STATED PROBLEM: Answer with one number only: the number of lines that include the word "panel".

RECORDS SUPPLIED:
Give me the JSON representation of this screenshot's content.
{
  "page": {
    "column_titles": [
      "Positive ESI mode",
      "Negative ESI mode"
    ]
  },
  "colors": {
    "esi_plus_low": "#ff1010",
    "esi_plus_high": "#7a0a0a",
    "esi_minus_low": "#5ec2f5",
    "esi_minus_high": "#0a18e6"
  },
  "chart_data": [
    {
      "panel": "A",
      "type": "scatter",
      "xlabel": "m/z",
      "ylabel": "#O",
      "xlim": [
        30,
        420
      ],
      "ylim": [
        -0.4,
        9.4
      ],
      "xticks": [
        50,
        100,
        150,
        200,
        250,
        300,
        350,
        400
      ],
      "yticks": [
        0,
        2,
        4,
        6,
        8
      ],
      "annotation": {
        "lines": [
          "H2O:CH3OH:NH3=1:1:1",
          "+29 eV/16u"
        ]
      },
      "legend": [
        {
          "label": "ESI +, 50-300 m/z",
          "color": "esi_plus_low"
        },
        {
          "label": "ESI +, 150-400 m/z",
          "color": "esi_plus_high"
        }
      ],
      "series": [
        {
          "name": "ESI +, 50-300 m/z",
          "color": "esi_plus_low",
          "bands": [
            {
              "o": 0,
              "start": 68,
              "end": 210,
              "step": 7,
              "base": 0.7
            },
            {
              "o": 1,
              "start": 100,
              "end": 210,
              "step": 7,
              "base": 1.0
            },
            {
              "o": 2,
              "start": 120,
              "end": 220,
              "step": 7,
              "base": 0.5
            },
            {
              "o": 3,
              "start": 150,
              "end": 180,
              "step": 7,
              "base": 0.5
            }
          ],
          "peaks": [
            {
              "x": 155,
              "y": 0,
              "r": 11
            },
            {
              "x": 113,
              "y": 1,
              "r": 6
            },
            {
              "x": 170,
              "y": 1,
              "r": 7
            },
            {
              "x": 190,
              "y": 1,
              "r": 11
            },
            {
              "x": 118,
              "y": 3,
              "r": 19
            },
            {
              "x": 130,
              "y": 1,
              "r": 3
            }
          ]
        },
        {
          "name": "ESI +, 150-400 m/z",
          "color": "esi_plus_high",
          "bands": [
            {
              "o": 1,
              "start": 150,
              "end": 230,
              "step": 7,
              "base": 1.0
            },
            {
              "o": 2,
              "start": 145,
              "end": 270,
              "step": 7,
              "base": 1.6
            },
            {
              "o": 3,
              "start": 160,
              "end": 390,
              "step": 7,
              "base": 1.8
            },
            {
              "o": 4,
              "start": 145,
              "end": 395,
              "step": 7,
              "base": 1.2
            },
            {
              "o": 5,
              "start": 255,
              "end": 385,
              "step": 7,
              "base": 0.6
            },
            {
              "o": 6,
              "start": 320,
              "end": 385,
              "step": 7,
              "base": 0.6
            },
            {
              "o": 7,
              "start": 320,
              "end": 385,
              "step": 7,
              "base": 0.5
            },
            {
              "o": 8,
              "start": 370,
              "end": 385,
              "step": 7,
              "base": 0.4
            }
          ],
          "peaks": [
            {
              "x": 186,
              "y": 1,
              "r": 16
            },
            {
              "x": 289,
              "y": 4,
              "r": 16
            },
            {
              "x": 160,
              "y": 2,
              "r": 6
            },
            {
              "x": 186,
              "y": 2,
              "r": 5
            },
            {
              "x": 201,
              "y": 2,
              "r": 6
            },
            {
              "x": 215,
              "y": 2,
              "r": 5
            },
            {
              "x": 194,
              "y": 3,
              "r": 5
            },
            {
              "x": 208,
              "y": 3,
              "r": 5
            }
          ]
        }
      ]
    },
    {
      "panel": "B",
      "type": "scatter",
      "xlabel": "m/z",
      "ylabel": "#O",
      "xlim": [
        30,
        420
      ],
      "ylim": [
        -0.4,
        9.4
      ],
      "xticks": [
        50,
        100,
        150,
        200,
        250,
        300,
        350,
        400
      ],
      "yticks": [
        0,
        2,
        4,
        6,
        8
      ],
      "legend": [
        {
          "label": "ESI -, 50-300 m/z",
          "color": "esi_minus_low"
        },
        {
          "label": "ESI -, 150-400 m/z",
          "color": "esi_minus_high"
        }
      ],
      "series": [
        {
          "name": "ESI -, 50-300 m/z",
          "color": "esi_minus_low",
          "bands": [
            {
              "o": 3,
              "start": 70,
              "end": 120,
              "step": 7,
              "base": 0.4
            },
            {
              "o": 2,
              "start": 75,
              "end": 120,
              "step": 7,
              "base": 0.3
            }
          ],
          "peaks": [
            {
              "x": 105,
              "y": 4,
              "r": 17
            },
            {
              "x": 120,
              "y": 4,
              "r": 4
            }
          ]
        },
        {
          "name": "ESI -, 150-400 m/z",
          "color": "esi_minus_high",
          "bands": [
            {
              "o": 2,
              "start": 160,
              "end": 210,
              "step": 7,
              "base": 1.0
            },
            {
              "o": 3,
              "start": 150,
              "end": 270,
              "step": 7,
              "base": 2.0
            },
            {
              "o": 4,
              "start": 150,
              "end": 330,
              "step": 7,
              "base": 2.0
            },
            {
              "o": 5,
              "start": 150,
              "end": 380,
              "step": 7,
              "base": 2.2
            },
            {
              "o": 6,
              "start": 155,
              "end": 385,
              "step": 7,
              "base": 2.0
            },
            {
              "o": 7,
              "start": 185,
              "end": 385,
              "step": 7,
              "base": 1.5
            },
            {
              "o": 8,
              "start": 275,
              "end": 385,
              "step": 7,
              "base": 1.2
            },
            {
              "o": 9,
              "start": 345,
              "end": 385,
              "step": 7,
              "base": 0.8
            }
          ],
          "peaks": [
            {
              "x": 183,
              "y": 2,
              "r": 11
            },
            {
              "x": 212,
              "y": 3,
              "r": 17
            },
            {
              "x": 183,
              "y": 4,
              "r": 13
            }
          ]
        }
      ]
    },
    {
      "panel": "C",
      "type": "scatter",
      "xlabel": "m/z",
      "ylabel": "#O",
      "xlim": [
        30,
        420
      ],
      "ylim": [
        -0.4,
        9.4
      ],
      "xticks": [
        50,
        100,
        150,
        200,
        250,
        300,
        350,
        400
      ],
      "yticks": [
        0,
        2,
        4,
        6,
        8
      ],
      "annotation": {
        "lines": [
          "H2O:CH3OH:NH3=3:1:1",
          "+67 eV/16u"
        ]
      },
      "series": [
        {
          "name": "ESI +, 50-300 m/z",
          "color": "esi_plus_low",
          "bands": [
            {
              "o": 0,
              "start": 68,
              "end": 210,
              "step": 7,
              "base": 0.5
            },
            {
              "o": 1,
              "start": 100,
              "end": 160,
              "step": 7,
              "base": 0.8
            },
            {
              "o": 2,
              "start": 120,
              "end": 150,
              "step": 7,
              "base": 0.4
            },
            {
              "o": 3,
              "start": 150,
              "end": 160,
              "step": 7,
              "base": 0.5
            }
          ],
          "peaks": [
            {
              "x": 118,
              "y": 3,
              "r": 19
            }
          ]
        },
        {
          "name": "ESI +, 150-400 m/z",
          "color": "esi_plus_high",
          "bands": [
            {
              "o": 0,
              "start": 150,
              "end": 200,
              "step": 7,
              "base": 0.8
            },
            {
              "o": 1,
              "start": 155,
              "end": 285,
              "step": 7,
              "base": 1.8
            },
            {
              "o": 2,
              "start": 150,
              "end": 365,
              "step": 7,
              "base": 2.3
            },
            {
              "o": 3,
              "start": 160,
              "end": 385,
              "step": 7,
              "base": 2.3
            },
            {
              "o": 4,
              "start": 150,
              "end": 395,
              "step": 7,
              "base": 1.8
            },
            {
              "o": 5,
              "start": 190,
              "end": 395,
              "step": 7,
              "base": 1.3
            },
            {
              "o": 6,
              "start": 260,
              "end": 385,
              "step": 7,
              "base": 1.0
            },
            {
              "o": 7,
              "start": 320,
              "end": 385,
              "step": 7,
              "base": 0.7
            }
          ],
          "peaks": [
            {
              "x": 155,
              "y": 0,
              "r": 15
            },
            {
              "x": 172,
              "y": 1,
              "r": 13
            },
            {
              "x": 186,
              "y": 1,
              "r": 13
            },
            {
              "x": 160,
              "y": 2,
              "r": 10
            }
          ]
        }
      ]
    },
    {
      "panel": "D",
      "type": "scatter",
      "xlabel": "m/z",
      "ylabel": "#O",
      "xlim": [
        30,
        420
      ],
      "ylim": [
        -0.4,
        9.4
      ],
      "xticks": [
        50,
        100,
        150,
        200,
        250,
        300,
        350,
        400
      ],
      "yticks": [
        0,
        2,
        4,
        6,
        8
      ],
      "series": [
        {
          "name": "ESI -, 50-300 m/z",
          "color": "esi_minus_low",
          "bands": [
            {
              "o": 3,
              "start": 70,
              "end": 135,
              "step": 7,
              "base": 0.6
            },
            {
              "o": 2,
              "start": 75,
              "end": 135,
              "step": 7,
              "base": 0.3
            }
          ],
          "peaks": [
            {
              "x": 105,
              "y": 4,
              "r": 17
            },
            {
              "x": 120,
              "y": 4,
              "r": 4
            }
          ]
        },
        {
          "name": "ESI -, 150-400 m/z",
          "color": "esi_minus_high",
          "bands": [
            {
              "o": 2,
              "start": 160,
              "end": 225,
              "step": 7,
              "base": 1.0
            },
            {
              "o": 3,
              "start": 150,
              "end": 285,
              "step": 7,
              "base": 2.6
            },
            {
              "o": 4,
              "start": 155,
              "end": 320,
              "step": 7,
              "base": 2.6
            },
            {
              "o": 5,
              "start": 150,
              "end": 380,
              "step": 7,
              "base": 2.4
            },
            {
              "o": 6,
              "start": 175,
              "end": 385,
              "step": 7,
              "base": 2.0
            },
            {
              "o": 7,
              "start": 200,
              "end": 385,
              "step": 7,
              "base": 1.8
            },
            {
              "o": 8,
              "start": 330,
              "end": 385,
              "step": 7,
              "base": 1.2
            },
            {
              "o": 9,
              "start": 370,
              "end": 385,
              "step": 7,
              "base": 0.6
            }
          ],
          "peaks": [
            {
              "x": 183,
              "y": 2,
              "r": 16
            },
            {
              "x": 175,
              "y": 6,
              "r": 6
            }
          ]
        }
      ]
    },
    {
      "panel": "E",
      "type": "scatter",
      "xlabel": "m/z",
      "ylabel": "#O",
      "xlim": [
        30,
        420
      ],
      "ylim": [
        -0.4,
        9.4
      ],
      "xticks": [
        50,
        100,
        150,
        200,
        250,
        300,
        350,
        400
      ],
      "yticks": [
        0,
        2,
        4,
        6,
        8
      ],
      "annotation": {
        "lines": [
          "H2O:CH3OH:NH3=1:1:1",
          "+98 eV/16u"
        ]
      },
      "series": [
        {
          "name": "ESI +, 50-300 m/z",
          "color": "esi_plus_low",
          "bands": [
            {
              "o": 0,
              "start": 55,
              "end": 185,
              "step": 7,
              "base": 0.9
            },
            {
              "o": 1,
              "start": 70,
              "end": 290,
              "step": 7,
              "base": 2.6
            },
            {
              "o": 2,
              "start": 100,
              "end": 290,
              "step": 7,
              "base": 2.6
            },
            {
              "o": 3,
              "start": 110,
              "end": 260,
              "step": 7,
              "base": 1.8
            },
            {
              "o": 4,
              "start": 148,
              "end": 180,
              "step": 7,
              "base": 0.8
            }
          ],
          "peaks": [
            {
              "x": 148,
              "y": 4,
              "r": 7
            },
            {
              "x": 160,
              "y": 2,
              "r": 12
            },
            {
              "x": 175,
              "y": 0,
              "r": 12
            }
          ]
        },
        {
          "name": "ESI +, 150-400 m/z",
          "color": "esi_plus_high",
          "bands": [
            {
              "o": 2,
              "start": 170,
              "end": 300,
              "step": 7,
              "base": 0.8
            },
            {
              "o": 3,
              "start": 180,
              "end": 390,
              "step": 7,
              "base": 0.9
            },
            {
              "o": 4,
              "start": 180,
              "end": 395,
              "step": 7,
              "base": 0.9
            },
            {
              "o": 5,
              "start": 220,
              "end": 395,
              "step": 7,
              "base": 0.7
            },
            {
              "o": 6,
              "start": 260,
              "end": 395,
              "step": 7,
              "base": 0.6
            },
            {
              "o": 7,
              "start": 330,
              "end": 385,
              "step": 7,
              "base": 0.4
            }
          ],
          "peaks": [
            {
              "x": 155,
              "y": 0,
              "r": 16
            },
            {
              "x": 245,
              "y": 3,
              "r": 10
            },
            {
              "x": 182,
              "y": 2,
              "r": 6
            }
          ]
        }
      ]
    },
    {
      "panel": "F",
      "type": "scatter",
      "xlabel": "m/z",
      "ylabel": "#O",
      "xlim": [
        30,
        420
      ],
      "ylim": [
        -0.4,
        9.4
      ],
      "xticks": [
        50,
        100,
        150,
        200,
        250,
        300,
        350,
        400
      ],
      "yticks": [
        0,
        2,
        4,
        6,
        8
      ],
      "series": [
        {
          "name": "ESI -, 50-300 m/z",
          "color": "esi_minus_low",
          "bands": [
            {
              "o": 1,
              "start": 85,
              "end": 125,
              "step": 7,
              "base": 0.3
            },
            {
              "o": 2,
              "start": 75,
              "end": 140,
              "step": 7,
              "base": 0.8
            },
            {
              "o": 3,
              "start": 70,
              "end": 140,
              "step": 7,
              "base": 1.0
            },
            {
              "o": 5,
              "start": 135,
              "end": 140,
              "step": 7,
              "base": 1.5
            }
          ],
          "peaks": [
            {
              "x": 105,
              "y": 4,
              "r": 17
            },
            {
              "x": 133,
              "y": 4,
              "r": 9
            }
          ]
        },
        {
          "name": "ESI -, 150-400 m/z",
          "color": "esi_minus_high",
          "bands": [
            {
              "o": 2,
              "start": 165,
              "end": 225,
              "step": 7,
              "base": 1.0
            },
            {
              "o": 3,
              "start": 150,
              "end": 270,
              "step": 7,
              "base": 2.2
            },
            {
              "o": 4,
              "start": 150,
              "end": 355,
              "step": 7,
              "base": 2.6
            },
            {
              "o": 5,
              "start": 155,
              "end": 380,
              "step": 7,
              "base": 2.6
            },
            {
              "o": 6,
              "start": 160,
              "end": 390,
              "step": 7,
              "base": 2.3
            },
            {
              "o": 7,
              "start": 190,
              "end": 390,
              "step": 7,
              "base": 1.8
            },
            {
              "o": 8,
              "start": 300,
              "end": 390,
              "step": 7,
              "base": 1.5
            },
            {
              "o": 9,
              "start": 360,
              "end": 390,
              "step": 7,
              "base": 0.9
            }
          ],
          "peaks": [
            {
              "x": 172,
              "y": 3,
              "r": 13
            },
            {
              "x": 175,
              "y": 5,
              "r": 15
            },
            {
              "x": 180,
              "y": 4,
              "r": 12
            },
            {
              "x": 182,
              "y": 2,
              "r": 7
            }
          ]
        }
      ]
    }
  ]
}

CORRECT RESPONSE: 6